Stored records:
----------------
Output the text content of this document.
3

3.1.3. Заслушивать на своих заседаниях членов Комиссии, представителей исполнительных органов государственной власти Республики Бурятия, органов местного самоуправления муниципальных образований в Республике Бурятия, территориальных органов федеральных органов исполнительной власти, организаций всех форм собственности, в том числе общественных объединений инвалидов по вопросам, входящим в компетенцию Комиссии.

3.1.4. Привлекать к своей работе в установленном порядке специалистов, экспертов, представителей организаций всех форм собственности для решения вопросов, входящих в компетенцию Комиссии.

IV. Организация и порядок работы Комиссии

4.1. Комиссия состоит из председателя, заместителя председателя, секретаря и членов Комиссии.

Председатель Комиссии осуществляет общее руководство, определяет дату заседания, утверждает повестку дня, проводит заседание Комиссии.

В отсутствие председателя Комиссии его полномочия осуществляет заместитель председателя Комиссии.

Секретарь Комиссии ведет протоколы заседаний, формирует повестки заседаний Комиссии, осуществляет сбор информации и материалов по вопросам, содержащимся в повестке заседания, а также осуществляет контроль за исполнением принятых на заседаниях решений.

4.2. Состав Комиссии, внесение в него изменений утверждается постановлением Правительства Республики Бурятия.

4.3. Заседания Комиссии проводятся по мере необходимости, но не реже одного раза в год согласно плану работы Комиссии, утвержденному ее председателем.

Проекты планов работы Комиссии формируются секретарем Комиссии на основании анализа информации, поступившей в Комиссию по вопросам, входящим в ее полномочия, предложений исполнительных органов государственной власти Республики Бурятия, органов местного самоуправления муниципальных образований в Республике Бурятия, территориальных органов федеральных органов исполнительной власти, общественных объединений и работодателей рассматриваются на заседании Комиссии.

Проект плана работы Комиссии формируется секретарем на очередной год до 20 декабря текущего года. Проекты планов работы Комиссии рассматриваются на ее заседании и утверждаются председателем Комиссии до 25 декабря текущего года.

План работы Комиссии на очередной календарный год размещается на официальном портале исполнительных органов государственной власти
----------------
### Problem
Each line that has the word "председателя" should be copied.

### Task output
4.1. Комиссия состоит из председателя, заместителя председателя, секретаря и членов Комиссии.
В отсутствие председателя Комиссии его полномочия осуществляет заместитель председателя Комиссии.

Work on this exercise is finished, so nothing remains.